EXERCISE BRIEF: Quote the whole listing word for word. Do not include the pictures.

Data records:
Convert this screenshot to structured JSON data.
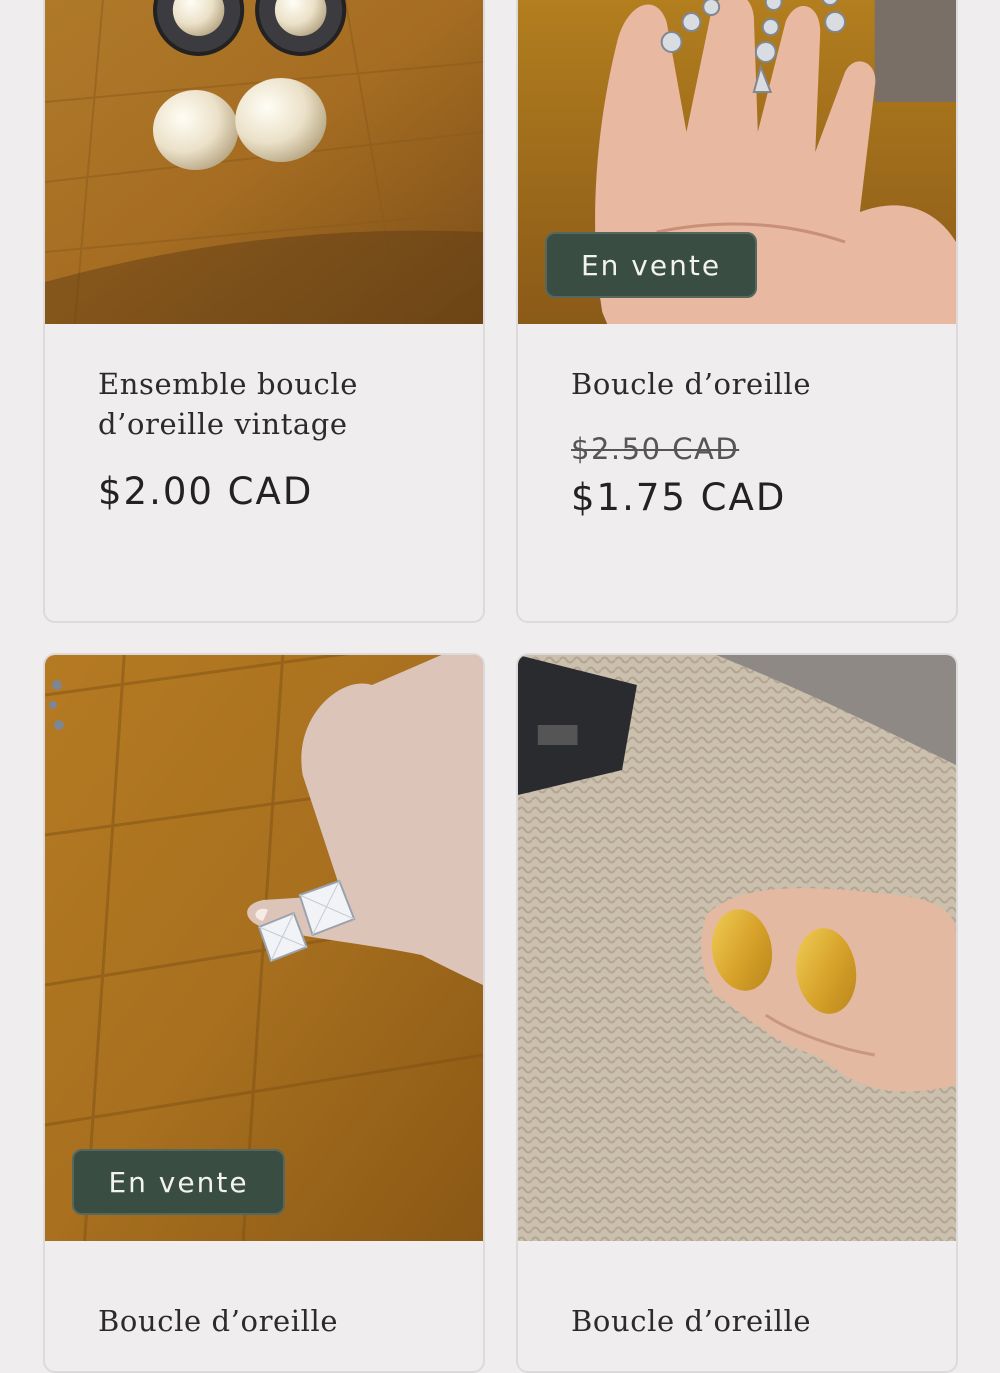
{
  "products": [
    {
      "title": "Ensemble boucle d’oreille vintage",
      "price": "$2.00 CAD",
      "image_alt": "pearl-earrings-on-wood"
    },
    {
      "title": "Boucle d’oreille",
      "compare_price": "$2.50 CAD",
      "price": "$1.75 CAD",
      "badge": "En vente",
      "image_alt": "dangling-crystal-earrings-in-hand"
    },
    {
      "title": "Boucle d’oreille",
      "badge": "En vente",
      "image_alt": "square-crystal-studs-held-in-fingers"
    },
    {
      "title": "Boucle d’oreille",
      "image_alt": "gold-oval-earrings-held-over-knit"
    }
  ],
  "colors": {
    "background": "#efedee",
    "badge_bg": "#3a4d42",
    "badge_text": "#f2f2ee",
    "text": "#2b2b2b"
  }
}
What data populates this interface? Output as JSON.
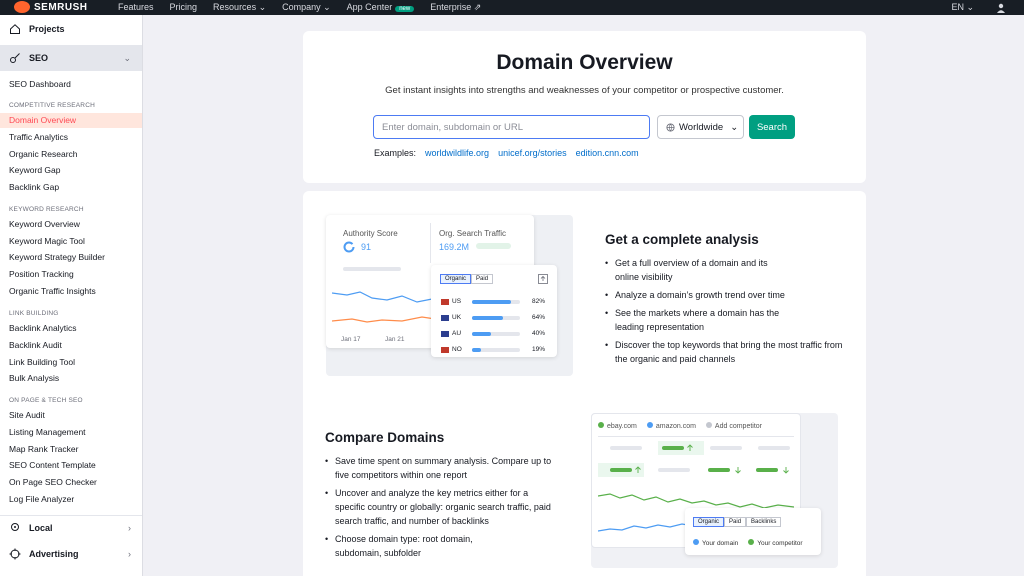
{
  "topbar": {
    "logo_text": "SEMRUSH",
    "nav": [
      "Features",
      "Pricing",
      "Resources ⌄",
      "Company ⌄",
      "App Center",
      "Enterprise ⇗"
    ],
    "app_center_badge": "new",
    "lang": "EN ⌄",
    "user_icon": "user-icon"
  },
  "sidebar": {
    "projects_label": "Projects",
    "seo_label": "SEO",
    "dashboard_label": "SEO Dashboard",
    "sections": {
      "competitive": "COMPETITIVE RESEARCH",
      "keyword": "KEYWORD RESEARCH",
      "link": "LINK BUILDING",
      "onpage": "ON PAGE & TECH SEO"
    },
    "competitive_items": [
      "Domain Overview",
      "Traffic Analytics",
      "Organic Research",
      "Keyword Gap",
      "Backlink Gap"
    ],
    "keyword_items": [
      "Keyword Overview",
      "Keyword Magic Tool",
      "Keyword Strategy Builder",
      "Position Tracking",
      "Organic Traffic Insights"
    ],
    "link_items": [
      "Backlink Analytics",
      "Backlink Audit",
      "Link Building Tool",
      "Bulk Analysis"
    ],
    "onpage_items": [
      "Site Audit",
      "Listing Management",
      "Map Rank Tracker",
      "SEO Content Template",
      "On Page SEO Checker",
      "Log File Analyzer"
    ],
    "local_label": "Local",
    "advertising_label": "Advertising",
    "active_item": "Domain Overview"
  },
  "hero": {
    "title": "Domain Overview",
    "subtitle": "Get instant insights into strengths and weaknesses of your competitor or prospective customer.",
    "search_placeholder": "Enter domain, subdomain or URL",
    "database": "Worldwide",
    "search_button": "Search",
    "examples_label": "Examples:",
    "examples": [
      "worldwildlife.org",
      "unicef.org/stories",
      "edition.cnn.com"
    ]
  },
  "analysis": {
    "heading": "Get a complete analysis",
    "bullets": [
      "Get a full overview of a domain and its online visibility",
      "Analyze a domain’s growth trend over time",
      "See the markets where a domain has the leading representation",
      "Discover the top keywords that bring the most traffic from the organic and paid channels"
    ],
    "mock": {
      "authority_label": "Authority Score",
      "authority_value": "91",
      "traffic_label": "Org. Search Traffic",
      "traffic_value": "169.2M",
      "dates": [
        "Jan 17",
        "Jan 21"
      ],
      "tabs": [
        "Organic",
        "Paid"
      ],
      "countries": [
        {
          "code": "US",
          "pct": "82%",
          "fill": 0.82
        },
        {
          "code": "UK",
          "pct": "64%",
          "fill": 0.64
        },
        {
          "code": "AU",
          "pct": "40%",
          "fill": 0.4
        },
        {
          "code": "NO",
          "pct": "19%",
          "fill": 0.19
        }
      ]
    }
  },
  "compare": {
    "heading": "Compare Domains",
    "bullets": [
      "Save time spent on summary analysis. Compare up to five competitors within one report",
      "Uncover and analyze the key metrics either for a specific country or globally: organic search traffic, paid search traffic, and number of backlinks",
      "Choose domain type: root domain, subdomain, subfolder"
    ],
    "mock": {
      "domains": [
        "ebay.com",
        "amazon.com",
        "Add competitor"
      ],
      "tabs": [
        "Organic",
        "Paid",
        "Backlinks"
      ],
      "legend": [
        "Your domain",
        "Your competitor"
      ]
    }
  },
  "colors": {
    "accent": "#ff642d",
    "active_text": "#ff4953",
    "search_green": "#009f81",
    "link_blue": "#006dca",
    "your_domain": "#4d9cf3",
    "competitor": "#59b04a"
  }
}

FULL SOLUTION:
Convert this screenshot to structured JSON data.
{
  "products": [
    {
      "title": "Ensemble boucle d’oreille vintage",
      "price": "$2.00 CAD",
      "image_alt": "pearl-earrings-on-wood"
    },
    {
      "title": "Boucle d’oreille",
      "compare_price": "$2.50 CAD",
      "price": "$1.75 CAD",
      "badge": "En vente",
      "image_alt": "dangling-crystal-earrings-in-hand"
    },
    {
      "title": "Boucle d’oreille",
      "badge": "En vente",
      "image_alt": "square-crystal-studs-held-in-fingers"
    },
    {
      "title": "Boucle d’oreille",
      "image_alt": "gold-oval-earrings-held-over-knit"
    }
  ],
  "colors": {
    "background": "#efedee",
    "badge_bg": "#3a4d42",
    "badge_text": "#f2f2ee",
    "text": "#2b2b2b"
  }
}
What data populates this interface? Output as JSON.
{
  "topbar": {
    "logo_text": "SEMRUSH",
    "nav": [
      "Features",
      "Pricing",
      "Resources ⌄",
      "Company ⌄",
      "App Center",
      "Enterprise ⇗"
    ],
    "app_center_badge": "new",
    "lang": "EN ⌄",
    "user_icon": "user-icon"
  },
  "sidebar": {
    "projects_label": "Projects",
    "seo_label": "SEO",
    "dashboard_label": "SEO Dashboard",
    "sections": {
      "competitive": "COMPETITIVE RESEARCH",
      "keyword": "KEYWORD RESEARCH",
      "link": "LINK BUILDING",
      "onpage": "ON PAGE & TECH SEO"
    },
    "competitive_items": [
      "Domain Overview",
      "Traffic Analytics",
      "Organic Research",
      "Keyword Gap",
      "Backlink Gap"
    ],
    "keyword_items": [
      "Keyword Overview",
      "Keyword Magic Tool",
      "Keyword Strategy Builder",
      "Position Tracking",
      "Organic Traffic Insights"
    ],
    "link_items": [
      "Backlink Analytics",
      "Backlink Audit",
      "Link Building Tool",
      "Bulk Analysis"
    ],
    "onpage_items": [
      "Site Audit",
      "Listing Management",
      "Map Rank Tracker",
      "SEO Content Template",
      "On Page SEO Checker",
      "Log File Analyzer"
    ],
    "local_label": "Local",
    "advertising_label": "Advertising",
    "active_item": "Domain Overview"
  },
  "hero": {
    "title": "Domain Overview",
    "subtitle": "Get instant insights into strengths and weaknesses of your competitor or prospective customer.",
    "search_placeholder": "Enter domain, subdomain or URL",
    "database": "Worldwide",
    "search_button": "Search",
    "examples_label": "Examples:",
    "examples": [
      "worldwildlife.org",
      "unicef.org/stories",
      "edition.cnn.com"
    ]
  },
  "analysis": {
    "heading": "Get a complete analysis",
    "bullets": [
      "Get a full overview of a domain and its online visibility",
      "Analyze a domain’s growth trend over time",
      "See the markets where a domain has the leading representation",
      "Discover the top keywords that bring the most traffic from the organic and paid channels"
    ],
    "mock": {
      "authority_label": "Authority Score",
      "authority_value": "91",
      "traffic_label": "Org. Search Traffic",
      "traffic_value": "169.2M",
      "dates": [
        "Jan 17",
        "Jan 21"
      ],
      "tabs": [
        "Organic",
        "Paid"
      ],
      "countries": [
        {
          "code": "US",
          "pct": "82%",
          "fill": 0.82
        },
        {
          "code": "UK",
          "pct": "64%",
          "fill": 0.64
        },
        {
          "code": "AU",
          "pct": "40%",
          "fill": 0.4
        },
        {
          "code": "NO",
          "pct": "19%",
          "fill": 0.19
        }
      ]
    }
  },
  "compare": {
    "heading": "Compare Domains",
    "bullets": [
      "Save time spent on summary analysis. Compare up to five competitors within one report",
      "Uncover and analyze the key metrics either for a specific country or globally: organic search traffic, paid search traffic, and number of backlinks",
      "Choose domain type: root domain, subdomain, subfolder"
    ],
    "mock": {
      "domains": [
        "ebay.com",
        "amazon.com",
        "Add competitor"
      ],
      "tabs": [
        "Organic",
        "Paid",
        "Backlinks"
      ],
      "legend": [
        "Your domain",
        "Your competitor"
      ]
    }
  },
  "colors": {
    "accent": "#ff642d",
    "active_text": "#ff4953",
    "search_green": "#009f81",
    "link_blue": "#006dca",
    "your_domain": "#4d9cf3",
    "competitor": "#59b04a"
  }
}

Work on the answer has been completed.